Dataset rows

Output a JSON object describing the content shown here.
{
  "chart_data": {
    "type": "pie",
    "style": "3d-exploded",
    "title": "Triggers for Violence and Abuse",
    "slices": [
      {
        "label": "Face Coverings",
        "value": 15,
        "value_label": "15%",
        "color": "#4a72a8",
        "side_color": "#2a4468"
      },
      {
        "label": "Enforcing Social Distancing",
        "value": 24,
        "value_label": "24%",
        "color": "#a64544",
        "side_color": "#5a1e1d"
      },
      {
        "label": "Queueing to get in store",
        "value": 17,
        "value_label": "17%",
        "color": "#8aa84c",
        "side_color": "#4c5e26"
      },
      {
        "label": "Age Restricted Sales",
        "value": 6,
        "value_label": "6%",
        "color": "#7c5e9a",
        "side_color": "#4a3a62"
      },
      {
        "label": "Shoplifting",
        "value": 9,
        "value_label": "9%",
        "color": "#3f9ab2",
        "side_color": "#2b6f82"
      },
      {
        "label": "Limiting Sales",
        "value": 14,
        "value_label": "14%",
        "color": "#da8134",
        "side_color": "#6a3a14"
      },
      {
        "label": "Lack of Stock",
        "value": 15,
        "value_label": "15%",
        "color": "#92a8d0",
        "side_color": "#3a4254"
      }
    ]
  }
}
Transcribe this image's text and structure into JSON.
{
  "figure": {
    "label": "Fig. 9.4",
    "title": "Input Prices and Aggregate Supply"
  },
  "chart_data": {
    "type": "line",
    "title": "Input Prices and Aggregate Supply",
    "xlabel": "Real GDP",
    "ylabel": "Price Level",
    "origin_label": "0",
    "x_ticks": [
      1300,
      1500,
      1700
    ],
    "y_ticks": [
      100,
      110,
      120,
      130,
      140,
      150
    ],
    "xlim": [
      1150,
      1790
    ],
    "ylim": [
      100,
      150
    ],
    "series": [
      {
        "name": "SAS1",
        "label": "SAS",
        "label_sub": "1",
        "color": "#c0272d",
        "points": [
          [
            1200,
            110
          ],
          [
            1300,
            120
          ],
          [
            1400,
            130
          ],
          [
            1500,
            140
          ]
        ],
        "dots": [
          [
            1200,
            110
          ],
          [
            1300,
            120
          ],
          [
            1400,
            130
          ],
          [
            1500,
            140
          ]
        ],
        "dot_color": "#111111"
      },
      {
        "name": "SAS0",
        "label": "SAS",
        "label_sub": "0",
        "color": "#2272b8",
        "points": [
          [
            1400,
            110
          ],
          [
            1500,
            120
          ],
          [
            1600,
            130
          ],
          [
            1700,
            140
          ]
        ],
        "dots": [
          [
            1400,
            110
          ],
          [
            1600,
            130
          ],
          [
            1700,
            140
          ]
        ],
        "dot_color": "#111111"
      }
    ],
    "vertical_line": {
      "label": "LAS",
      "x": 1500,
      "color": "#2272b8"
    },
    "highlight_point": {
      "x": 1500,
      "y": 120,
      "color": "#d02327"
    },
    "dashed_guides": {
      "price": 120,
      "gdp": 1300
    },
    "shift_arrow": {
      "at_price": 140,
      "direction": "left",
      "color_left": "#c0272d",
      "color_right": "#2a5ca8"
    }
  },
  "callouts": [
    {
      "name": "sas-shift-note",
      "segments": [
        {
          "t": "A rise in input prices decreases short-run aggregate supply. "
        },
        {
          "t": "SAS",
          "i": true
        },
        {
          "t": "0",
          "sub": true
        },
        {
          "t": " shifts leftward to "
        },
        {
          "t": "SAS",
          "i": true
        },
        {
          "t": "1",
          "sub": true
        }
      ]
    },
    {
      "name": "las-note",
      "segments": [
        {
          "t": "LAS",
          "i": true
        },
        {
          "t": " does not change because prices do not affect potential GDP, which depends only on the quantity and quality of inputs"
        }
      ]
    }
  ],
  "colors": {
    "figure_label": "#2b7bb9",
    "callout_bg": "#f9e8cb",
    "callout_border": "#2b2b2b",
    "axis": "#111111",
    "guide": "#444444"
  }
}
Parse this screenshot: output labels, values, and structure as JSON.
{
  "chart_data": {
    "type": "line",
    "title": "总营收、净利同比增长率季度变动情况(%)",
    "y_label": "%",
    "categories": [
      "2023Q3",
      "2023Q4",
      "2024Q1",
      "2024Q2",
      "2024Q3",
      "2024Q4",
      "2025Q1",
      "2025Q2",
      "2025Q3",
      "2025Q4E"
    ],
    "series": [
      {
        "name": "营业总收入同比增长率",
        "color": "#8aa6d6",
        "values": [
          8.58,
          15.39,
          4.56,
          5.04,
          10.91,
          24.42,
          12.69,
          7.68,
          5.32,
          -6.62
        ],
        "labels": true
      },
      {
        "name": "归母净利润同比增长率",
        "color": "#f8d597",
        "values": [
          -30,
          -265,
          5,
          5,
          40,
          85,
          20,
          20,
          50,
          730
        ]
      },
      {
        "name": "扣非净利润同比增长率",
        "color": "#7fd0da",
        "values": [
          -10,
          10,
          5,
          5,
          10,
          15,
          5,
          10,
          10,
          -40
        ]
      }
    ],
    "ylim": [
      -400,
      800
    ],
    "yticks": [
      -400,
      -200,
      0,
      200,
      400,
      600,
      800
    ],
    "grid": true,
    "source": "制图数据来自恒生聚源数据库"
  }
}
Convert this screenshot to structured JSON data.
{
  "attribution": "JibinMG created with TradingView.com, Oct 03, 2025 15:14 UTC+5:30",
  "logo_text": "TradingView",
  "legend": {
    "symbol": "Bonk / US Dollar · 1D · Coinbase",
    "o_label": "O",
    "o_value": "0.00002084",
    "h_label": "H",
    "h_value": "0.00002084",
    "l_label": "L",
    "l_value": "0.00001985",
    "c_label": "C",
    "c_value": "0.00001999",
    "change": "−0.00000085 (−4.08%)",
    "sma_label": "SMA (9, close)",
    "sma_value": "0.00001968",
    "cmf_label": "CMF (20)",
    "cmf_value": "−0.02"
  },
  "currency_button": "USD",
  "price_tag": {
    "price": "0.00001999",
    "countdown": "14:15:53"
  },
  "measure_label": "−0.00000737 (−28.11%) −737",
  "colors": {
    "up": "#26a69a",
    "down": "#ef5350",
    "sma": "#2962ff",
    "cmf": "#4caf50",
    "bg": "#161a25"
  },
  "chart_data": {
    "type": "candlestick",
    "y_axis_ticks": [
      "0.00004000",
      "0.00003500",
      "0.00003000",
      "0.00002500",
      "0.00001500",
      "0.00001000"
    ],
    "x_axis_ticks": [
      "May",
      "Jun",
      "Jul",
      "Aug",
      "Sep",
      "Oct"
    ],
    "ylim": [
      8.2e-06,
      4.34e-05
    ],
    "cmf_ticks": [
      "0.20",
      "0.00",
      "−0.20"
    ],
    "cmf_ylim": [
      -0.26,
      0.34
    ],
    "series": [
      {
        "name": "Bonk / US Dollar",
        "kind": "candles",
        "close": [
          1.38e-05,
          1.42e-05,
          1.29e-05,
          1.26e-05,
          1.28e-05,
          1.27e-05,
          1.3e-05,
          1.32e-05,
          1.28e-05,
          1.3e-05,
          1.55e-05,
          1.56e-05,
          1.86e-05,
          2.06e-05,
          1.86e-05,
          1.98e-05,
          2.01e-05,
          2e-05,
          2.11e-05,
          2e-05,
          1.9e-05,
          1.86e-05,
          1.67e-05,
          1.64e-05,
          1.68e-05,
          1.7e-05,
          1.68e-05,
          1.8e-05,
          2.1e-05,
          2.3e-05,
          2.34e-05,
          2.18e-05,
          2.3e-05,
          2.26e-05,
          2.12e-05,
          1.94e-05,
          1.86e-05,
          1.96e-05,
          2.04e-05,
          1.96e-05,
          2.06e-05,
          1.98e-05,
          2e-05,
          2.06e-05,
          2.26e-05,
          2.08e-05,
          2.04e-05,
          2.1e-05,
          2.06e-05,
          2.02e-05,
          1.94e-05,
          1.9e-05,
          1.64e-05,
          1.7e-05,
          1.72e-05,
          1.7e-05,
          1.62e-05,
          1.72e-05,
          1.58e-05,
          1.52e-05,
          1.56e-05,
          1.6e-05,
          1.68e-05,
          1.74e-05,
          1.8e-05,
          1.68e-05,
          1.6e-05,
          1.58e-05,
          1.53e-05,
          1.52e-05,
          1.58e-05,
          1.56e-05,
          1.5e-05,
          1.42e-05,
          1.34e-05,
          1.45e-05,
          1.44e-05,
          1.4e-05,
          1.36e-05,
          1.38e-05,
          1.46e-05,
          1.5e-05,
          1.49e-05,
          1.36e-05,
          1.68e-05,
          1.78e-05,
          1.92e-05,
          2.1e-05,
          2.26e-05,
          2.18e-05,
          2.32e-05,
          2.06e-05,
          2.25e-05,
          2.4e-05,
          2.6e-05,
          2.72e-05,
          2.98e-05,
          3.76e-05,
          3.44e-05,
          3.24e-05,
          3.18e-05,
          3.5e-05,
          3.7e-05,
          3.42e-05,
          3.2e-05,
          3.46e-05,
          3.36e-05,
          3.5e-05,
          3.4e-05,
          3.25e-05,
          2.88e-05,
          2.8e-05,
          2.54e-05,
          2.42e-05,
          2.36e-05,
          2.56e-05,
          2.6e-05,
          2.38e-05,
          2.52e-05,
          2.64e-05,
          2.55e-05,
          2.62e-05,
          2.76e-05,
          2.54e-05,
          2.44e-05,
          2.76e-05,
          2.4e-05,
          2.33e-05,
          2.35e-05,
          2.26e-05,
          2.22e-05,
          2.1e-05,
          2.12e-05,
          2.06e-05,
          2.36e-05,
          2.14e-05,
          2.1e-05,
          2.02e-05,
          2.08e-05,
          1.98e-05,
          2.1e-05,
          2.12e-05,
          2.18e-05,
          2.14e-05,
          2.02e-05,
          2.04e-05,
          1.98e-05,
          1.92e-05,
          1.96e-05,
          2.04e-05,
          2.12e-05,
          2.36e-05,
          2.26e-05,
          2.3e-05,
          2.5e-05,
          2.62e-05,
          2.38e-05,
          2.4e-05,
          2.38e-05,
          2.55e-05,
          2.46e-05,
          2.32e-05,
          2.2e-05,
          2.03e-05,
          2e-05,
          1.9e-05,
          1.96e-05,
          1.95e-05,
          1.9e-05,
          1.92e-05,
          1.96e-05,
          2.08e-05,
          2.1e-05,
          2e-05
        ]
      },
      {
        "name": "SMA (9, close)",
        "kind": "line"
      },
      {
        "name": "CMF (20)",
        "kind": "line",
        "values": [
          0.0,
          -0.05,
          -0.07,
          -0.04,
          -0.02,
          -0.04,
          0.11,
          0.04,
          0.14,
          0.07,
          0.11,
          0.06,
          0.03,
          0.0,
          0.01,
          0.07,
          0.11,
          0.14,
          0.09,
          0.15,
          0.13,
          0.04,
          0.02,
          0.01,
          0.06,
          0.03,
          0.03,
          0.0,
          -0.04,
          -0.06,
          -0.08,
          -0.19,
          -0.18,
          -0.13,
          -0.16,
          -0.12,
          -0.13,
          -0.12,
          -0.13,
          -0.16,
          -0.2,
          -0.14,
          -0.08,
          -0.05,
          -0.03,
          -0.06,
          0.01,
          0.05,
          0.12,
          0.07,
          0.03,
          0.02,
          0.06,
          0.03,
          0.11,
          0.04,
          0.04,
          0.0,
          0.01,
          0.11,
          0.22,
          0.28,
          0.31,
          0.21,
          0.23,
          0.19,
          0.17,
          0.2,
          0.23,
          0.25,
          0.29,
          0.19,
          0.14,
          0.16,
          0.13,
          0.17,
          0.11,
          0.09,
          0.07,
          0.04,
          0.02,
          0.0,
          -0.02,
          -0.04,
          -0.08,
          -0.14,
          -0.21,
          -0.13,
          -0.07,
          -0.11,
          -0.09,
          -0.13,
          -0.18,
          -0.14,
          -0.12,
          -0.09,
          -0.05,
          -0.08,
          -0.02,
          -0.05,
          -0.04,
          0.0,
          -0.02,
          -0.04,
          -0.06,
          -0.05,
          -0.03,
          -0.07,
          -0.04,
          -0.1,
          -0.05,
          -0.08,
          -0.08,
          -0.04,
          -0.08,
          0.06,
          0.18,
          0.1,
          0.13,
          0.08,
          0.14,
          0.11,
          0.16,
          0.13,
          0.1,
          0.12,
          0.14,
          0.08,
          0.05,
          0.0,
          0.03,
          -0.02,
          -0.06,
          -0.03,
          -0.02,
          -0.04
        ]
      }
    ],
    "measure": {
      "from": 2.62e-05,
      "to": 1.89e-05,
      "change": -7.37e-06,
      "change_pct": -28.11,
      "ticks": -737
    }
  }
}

> _Your goal_
Write out every line from the entries where "type" appears.

> _Solved exercise_
    "type": "pie",
    "type": "line",
    "type": "line",
    "type": "candlestick",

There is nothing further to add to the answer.